→ Problem details: Retype every entry in its entirety, without alteration.
━━━━━━━━━━━━━━━━━━━━━━━━━━━━━━
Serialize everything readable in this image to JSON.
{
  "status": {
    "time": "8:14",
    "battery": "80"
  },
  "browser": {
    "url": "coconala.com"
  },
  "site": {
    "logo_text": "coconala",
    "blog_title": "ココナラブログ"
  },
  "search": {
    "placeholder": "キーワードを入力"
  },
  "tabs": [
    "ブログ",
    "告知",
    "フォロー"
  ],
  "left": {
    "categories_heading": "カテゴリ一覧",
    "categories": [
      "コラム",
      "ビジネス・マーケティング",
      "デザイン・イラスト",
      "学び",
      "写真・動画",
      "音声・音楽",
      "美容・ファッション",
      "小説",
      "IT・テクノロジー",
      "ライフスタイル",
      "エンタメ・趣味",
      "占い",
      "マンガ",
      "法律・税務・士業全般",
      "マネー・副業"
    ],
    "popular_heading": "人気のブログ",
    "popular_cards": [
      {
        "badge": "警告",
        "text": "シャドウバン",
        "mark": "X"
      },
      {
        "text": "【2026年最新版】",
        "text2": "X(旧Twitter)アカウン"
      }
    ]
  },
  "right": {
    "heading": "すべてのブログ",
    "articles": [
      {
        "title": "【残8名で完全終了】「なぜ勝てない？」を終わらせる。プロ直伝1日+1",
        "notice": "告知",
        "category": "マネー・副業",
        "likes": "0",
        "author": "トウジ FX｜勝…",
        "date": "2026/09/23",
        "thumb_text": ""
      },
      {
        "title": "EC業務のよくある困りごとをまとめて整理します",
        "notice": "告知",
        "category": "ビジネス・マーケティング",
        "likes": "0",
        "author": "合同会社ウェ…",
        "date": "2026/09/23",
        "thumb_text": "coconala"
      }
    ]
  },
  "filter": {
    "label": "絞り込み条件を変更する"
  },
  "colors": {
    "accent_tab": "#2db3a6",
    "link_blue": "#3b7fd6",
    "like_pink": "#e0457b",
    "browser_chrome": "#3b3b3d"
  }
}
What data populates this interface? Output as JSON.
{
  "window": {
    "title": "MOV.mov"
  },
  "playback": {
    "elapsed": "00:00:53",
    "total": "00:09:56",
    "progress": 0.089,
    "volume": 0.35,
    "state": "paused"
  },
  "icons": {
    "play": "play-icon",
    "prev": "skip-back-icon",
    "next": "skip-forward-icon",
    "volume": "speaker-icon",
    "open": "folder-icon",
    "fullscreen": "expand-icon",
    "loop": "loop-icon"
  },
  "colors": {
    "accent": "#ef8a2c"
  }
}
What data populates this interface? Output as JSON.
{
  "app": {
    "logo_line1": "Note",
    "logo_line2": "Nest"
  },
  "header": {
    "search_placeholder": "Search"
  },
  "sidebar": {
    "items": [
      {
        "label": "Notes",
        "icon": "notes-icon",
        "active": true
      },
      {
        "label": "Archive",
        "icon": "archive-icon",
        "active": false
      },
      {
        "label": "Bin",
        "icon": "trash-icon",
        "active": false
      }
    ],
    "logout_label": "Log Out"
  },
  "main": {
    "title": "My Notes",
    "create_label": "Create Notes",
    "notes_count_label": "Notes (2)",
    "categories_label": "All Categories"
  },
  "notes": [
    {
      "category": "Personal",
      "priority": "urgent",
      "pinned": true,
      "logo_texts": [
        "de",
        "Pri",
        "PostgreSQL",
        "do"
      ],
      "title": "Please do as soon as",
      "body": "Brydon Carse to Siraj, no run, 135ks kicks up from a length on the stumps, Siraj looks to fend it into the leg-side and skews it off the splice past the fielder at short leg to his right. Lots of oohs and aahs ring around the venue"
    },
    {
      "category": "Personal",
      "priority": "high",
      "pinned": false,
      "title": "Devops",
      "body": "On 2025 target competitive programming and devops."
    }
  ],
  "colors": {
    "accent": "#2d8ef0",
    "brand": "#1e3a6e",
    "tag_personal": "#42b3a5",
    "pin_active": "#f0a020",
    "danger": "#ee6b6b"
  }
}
━━━━━━━━━━━━━━━━━━━━━━━━━━━━━━
→ Solution for this problem:
Serialize everything readable in this image to JSON.
{
  "status": {
    "time": "8:14",
    "battery": "80"
  },
  "browser": {
    "url": "coconala.com"
  },
  "site": {
    "logo_text": "coconala",
    "blog_title": "ココナラブログ"
  },
  "search": {
    "placeholder": "キーワードを入力"
  },
  "tabs": [
    "ブログ",
    "告知",
    "フォロー"
  ],
  "left": {
    "categories_heading": "カテゴリ一覧",
    "categories": [
      "コラム",
      "ビジネス・マーケティング",
      "デザイン・イラスト",
      "学び",
      "写真・動画",
      "音声・音楽",
      "美容・ファッション",
      "小説",
      "IT・テクノロジー",
      "ライフスタイル",
      "エンタメ・趣味",
      "占い",
      "マンガ",
      "法律・税務・士業全般",
      "マネー・副業"
    ],
    "popular_heading": "人気のブログ",
    "popular_cards": [
      {
        "badge": "警告",
        "text": "シャドウバン",
        "mark": "X"
      },
      {
        "text": "【2026年最新版】",
        "text2": "X(旧Twitter)アカウン"
      }
    ]
  },
  "right": {
    "heading": "すべてのブログ",
    "articles": [
      {
        "title": "【残8名で完全終了】「なぜ勝てない？」を終わらせる。プロ直伝1日+1",
        "notice": "告知",
        "category": "マネー・副業",
        "likes": "0",
        "author": "トウジ FX｜勝…",
        "date": "2026/09/23",
        "thumb_text": ""
      },
      {
        "title": "EC業務のよくある困りごとをまとめて整理します",
        "notice": "告知",
        "category": "ビジネス・マーケティング",
        "likes": "0",
        "author": "合同会社ウェ…",
        "date": "2026/09/23",
        "thumb_text": "coconala"
      }
    ]
  },
  "filter": {
    "label": "絞り込み条件を変更する"
  },
  "colors": {
    "accent_tab": "#2db3a6",
    "link_blue": "#3b7fd6",
    "like_pink": "#e0457b",
    "browser_chrome": "#3b3b3d"
  }
}
What data populates this interface? Output as JSON.
{
  "window": {
    "title": "MOV.mov"
  },
  "playback": {
    "elapsed": "00:00:53",
    "total": "00:09:56",
    "progress": 0.089,
    "volume": 0.35,
    "state": "paused"
  },
  "icons": {
    "play": "play-icon",
    "prev": "skip-back-icon",
    "next": "skip-forward-icon",
    "volume": "speaker-icon",
    "open": "folder-icon",
    "fullscreen": "expand-icon",
    "loop": "loop-icon"
  },
  "colors": {
    "accent": "#ef8a2c"
  }
}
What data populates this interface? Output as JSON.
{
  "app": {
    "logo_line1": "Note",
    "logo_line2": "Nest"
  },
  "header": {
    "search_placeholder": "Search"
  },
  "sidebar": {
    "items": [
      {
        "label": "Notes",
        "icon": "notes-icon",
        "active": true
      },
      {
        "label": "Archive",
        "icon": "archive-icon",
        "active": false
      },
      {
        "label": "Bin",
        "icon": "trash-icon",
        "active": false
      }
    ],
    "logout_label": "Log Out"
  },
  "main": {
    "title": "My Notes",
    "create_label": "Create Notes",
    "notes_count_label": "Notes (2)",
    "categories_label": "All Categories"
  },
  "notes": [
    {
      "category": "Personal",
      "priority": "urgent",
      "pinned": true,
      "logo_texts": [
        "de",
        "Pri",
        "PostgreSQL",
        "do"
      ],
      "title": "Please do as soon as",
      "body": "Brydon Carse to Siraj, no run, 135ks kicks up from a length on the stumps, Siraj looks to fend it into the leg-side and skews it off the splice past the fielder at short leg to his right. Lots of oohs and aahs ring around the venue"
    },
    {
      "category": "Personal",
      "priority": "high",
      "pinned": false,
      "title": "Devops",
      "body": "On 2025 target competitive programming and devops."
    }
  ],
  "colors": {
    "accent": "#2d8ef0",
    "brand": "#1e3a6e",
    "tag_personal": "#42b3a5",
    "pin_active": "#f0a020",
    "danger": "#ee6b6b"
  }
}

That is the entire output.